Data listing:
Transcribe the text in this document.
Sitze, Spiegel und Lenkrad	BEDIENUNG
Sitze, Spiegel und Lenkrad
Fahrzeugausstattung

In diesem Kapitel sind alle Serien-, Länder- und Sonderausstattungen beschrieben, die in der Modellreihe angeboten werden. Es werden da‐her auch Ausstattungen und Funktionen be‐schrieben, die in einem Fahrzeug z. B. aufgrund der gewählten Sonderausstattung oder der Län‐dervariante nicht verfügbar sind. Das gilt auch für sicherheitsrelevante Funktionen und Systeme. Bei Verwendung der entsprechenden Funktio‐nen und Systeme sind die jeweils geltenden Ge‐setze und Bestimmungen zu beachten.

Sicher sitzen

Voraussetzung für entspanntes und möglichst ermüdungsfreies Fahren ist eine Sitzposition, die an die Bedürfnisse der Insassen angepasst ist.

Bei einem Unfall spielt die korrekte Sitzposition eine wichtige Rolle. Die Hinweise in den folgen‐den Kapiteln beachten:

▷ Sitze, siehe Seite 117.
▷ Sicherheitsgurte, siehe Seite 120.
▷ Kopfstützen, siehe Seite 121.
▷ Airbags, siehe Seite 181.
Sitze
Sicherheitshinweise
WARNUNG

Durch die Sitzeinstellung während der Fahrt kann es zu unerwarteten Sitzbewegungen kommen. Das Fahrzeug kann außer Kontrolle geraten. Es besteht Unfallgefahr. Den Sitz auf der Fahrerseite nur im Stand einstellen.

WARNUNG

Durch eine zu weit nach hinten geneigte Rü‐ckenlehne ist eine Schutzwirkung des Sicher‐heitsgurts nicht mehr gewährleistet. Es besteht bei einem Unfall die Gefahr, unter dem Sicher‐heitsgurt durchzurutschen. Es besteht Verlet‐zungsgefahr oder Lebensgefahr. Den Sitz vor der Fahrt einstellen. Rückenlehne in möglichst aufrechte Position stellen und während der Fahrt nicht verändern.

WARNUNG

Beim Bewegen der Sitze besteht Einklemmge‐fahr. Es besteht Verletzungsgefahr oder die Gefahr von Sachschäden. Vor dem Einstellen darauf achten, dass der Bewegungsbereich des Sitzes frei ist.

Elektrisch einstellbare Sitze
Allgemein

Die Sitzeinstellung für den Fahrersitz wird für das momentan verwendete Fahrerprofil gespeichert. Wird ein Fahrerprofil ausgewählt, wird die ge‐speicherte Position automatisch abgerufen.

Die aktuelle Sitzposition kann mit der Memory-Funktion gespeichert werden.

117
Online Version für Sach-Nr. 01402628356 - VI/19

■ DIRECTION: Return only those lines of the records that contain the string "siehe".

■ RESULT OF THE EXERCISE:
▷ Sitze, siehe Seite 117.
▷ Sicherheitsgurte, siehe Seite 120.
▷ Kopfstützen, siehe Seite 121.
▷ Airbags, siehe Seite 181.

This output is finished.